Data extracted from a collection
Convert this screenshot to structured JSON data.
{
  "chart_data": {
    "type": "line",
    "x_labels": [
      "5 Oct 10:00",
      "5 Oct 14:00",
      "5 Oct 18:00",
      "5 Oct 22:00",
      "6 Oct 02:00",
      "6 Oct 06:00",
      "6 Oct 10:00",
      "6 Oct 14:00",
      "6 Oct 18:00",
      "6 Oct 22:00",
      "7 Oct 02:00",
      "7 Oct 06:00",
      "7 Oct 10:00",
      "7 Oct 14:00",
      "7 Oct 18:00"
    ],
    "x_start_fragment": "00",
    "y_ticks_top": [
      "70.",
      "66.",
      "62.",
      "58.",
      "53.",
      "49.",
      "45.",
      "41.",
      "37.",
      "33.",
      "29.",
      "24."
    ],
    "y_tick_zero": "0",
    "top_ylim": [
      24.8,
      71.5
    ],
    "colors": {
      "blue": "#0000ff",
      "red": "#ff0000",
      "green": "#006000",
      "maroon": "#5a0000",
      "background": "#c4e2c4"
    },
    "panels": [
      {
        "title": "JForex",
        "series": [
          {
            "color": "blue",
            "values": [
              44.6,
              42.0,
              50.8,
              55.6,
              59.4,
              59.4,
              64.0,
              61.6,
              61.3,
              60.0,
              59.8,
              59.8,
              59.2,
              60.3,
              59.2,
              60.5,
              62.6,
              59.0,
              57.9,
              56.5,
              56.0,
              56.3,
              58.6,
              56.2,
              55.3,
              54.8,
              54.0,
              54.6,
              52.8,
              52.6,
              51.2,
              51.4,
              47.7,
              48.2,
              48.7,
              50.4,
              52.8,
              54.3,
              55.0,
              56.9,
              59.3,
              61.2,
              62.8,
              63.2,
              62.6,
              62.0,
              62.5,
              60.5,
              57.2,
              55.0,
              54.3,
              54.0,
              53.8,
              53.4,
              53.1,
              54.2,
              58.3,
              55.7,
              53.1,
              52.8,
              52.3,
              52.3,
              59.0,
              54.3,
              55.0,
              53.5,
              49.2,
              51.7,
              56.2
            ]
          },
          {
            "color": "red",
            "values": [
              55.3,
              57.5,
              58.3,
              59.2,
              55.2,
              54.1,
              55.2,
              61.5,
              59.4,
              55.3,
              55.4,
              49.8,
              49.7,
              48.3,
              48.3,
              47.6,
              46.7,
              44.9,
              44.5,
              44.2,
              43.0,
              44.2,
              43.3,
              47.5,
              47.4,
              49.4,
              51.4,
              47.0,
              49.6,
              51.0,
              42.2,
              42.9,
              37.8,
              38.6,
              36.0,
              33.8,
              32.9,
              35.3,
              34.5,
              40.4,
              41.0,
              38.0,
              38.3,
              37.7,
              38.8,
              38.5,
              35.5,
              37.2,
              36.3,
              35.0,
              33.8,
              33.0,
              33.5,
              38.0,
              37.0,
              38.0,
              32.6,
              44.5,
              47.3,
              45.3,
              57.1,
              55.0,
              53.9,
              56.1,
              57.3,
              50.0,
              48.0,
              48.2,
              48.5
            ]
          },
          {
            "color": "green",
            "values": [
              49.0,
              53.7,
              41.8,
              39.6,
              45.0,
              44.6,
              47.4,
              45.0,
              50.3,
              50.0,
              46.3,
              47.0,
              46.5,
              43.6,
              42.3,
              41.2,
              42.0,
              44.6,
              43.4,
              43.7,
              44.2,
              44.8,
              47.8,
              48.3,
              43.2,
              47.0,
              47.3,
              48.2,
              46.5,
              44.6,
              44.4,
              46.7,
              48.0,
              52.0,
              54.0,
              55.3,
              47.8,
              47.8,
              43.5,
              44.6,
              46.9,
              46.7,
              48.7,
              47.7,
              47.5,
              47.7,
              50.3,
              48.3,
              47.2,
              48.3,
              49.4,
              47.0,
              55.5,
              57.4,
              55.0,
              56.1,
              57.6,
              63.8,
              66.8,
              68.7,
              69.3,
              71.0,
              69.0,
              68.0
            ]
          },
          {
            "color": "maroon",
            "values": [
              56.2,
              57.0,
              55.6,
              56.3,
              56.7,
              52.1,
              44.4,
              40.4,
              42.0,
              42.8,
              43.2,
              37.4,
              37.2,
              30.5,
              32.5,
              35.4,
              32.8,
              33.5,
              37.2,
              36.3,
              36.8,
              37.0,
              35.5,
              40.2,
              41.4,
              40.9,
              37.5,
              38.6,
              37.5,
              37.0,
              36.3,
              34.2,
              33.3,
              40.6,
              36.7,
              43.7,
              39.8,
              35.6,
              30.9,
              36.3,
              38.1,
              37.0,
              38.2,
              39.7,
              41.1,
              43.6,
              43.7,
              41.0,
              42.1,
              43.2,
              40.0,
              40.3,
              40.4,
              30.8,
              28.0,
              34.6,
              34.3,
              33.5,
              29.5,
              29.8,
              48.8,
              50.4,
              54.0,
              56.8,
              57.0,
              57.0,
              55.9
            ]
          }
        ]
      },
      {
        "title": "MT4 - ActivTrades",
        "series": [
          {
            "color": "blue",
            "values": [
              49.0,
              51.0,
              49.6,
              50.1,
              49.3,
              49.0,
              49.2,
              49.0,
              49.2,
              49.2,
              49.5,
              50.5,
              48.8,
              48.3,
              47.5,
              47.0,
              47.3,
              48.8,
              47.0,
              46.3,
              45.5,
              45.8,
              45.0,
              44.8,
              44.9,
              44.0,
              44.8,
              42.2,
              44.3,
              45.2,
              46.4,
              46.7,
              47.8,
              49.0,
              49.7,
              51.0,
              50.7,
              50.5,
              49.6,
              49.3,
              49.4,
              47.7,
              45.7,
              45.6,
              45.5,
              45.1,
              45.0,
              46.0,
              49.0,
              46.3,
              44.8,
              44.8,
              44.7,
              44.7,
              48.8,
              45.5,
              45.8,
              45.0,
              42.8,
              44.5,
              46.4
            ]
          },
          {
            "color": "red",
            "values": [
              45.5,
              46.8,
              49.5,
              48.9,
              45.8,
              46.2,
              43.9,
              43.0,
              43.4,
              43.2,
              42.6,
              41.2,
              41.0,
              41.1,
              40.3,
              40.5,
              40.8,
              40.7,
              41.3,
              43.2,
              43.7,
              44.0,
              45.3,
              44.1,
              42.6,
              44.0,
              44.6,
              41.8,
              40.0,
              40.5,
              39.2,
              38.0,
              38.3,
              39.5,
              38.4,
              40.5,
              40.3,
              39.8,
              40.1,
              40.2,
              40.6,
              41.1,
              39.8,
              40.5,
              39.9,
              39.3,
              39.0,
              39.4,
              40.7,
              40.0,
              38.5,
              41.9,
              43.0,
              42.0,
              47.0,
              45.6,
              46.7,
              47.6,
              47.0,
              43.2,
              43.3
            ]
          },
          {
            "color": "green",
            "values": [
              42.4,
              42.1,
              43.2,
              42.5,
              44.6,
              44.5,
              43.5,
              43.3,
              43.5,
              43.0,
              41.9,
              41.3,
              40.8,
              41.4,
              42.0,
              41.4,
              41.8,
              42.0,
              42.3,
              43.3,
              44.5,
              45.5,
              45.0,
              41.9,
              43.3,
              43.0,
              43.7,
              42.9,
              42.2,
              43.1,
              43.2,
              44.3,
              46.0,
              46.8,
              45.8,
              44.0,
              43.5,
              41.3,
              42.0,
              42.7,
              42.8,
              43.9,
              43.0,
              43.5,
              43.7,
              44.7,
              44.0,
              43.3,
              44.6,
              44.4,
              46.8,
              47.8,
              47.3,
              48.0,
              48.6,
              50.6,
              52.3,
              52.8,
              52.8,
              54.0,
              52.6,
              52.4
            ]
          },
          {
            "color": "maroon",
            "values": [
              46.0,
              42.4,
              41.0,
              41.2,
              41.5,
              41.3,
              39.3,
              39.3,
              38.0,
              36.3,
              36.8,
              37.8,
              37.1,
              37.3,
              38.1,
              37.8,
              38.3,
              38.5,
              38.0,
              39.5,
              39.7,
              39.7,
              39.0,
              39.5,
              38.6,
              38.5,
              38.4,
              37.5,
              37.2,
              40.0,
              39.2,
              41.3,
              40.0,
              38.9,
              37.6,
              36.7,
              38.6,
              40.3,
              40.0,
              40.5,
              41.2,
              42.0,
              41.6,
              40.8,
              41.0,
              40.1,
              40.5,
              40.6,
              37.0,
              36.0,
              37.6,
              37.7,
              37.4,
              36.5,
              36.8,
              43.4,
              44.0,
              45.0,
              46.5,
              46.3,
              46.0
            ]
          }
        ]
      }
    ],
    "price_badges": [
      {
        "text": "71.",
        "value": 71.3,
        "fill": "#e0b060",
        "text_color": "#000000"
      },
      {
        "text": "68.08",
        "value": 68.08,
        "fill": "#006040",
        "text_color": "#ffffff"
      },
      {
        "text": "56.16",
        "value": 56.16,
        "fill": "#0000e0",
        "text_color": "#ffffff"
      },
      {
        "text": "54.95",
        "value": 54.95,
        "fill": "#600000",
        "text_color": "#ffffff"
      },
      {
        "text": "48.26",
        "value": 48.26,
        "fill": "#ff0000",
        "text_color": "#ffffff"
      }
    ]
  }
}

--

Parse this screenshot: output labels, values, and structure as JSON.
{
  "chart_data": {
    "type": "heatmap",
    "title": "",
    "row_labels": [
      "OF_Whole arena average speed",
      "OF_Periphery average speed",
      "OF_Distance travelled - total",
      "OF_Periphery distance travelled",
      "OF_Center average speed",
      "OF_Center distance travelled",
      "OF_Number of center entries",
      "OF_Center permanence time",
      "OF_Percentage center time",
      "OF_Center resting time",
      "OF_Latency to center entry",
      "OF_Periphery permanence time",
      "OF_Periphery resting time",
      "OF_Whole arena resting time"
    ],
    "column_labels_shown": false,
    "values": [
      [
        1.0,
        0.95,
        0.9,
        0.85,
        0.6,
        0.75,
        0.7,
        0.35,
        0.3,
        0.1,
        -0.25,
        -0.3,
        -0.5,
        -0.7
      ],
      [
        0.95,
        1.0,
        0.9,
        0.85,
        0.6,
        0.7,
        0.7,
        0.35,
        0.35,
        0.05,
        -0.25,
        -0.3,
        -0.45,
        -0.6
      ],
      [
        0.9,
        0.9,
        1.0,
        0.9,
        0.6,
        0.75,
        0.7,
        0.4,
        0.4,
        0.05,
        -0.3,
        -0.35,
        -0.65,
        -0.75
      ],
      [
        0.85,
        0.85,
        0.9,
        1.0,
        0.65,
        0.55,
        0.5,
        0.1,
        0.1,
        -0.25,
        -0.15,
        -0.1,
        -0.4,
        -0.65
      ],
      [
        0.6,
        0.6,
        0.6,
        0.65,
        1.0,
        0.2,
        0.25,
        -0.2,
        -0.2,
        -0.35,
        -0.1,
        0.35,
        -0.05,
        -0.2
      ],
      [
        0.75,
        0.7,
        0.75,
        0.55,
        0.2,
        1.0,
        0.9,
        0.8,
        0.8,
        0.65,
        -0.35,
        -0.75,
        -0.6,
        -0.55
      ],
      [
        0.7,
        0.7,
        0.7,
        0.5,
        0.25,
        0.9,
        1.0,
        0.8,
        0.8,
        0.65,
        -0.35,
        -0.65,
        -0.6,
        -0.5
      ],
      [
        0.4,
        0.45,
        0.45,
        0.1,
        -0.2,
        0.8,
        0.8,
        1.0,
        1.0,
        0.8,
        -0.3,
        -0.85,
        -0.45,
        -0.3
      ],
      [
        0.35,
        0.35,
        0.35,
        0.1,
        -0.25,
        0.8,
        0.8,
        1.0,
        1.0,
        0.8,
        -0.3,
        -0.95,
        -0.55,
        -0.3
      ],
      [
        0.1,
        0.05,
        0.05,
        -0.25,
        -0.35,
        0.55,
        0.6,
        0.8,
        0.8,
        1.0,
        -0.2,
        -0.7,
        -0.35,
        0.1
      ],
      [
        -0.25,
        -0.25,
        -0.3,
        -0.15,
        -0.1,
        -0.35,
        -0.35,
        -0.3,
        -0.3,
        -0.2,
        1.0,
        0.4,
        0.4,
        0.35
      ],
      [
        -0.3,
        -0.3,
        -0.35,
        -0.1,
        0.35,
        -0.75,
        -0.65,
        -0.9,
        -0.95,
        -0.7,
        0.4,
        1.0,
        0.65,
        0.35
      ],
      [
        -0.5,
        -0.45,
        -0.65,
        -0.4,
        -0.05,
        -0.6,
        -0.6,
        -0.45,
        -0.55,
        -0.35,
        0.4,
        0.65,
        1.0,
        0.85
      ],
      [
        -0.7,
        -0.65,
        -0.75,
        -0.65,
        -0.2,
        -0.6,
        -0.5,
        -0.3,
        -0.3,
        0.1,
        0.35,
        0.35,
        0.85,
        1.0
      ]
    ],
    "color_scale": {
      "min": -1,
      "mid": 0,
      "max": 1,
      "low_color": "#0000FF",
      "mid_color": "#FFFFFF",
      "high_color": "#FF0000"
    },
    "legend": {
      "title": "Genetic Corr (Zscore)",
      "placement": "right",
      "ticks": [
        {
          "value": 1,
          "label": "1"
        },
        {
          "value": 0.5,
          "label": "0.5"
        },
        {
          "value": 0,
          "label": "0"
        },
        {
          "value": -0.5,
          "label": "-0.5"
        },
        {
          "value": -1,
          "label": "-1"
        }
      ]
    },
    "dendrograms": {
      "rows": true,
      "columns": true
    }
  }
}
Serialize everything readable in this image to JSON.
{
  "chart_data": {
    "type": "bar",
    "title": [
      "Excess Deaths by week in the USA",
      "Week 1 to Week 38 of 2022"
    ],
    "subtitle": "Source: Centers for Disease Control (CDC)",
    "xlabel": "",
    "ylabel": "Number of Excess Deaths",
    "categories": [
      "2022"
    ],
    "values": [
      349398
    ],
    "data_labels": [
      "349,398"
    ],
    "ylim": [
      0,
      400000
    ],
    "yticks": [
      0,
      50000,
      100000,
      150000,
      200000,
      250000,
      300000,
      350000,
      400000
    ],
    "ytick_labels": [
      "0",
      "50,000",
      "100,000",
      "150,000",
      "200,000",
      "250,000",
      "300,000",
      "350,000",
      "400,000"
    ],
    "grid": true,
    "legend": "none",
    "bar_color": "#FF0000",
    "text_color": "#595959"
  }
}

__Problem description__:
Within the data above, count the lines that contain the string "JSON"; the reply is the number alone.

__Task result__:
3